*DIRECTIONS FOR THIS TASK*:
Reproduce all records verbatim.

======== SUPPLIED INFORMATION

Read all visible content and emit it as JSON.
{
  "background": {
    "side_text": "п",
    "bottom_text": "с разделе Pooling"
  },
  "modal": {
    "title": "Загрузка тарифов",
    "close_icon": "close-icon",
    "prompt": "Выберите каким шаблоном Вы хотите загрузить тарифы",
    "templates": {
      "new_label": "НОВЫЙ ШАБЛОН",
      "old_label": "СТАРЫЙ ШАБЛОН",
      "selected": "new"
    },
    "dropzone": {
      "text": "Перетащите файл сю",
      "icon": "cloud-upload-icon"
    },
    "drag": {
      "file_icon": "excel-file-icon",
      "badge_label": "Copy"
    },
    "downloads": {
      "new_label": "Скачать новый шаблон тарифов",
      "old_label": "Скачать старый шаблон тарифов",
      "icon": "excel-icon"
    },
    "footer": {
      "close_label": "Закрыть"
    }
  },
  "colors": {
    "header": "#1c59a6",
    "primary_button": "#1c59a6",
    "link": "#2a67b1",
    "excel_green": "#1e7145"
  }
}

================

*FINISHED EXERCISE*:
Read all visible content and emit it as JSON.
{
  "background": {
    "side_text": "п",
    "bottom_text": "с разделе Pooling"
  },
  "modal": {
    "title": "Загрузка тарифов",
    "close_icon": "close-icon",
    "prompt": "Выберите каким шаблоном Вы хотите загрузить тарифы",
    "templates": {
      "new_label": "НОВЫЙ ШАБЛОН",
      "old_label": "СТАРЫЙ ШАБЛОН",
      "selected": "new"
    },
    "dropzone": {
      "text": "Перетащите файл сю",
      "icon": "cloud-upload-icon"
    },
    "drag": {
      "file_icon": "excel-file-icon",
      "badge_label": "Copy"
    },
    "downloads": {
      "new_label": "Скачать новый шаблон тарифов",
      "old_label": "Скачать старый шаблон тарифов",
      "icon": "excel-icon"
    },
    "footer": {
      "close_label": "Закрыть"
    }
  },
  "colors": {
    "header": "#1c59a6",
    "primary_button": "#1c59a6",
    "link": "#2a67b1",
    "excel_green": "#1e7145"
  }
}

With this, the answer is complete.